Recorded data
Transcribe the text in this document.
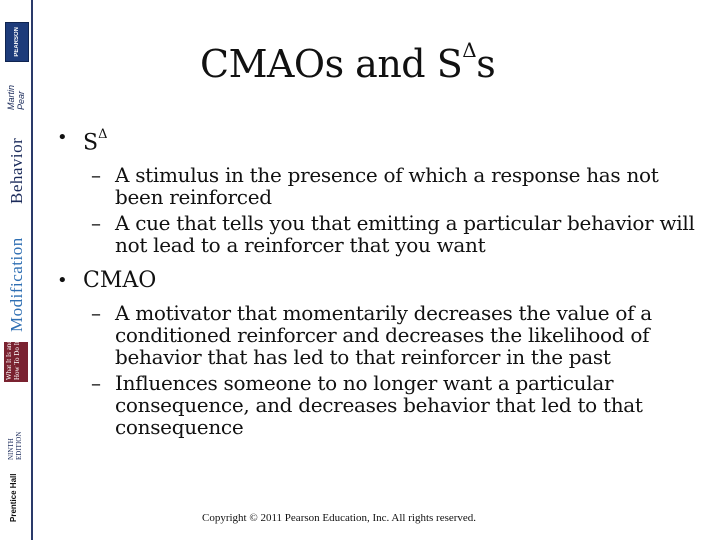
PEARSON
Martin
Pear
Behavior
Modification
What It Is and
How To Do It
NINTH
EDITION
Prentice Hall
CMAOs and $S^\Delta s$
• $S^\Delta$
– A stimulus in the presence of which a response has not been reinforced
– A cue that tells you that emitting a particular behavior will not lead to a reinforcer that you want
• CMAO
– A motivator that momentarily decreases the value of a conditioned reinforcer and decreases the likelihood of behavior that has led to that reinforcer in the past
– Influences someone to no longer want a particular consequence, and decreases behavior that led to that consequence
Copyright © 2011 Pearson Education, Inc. All rights reserved.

▶ [Directions]
Leave out the pictures and transcribe the entries above exactly.

▶ [Problem solution]
Transcribe the text in this document.
PEARSON
Martin
Pear
Behavior
Modification
What It Is and
How To Do It
NINTH
EDITION
Prentice Hall
CMAOs and $S^\Delta s$
• $S^\Delta$
– A stimulus in the presence of which a response has not been reinforced
– A cue that tells you that emitting a particular behavior will not lead to a reinforcer that you want
• CMAO
– A motivator that momentarily decreases the value of a conditioned reinforcer and decreases the likelihood of behavior that has led to that reinforcer in the past
– Influences someone to no longer want a particular consequence, and decreases behavior that led to that consequence
Copyright © 2011 Pearson Education, Inc. All rights reserved.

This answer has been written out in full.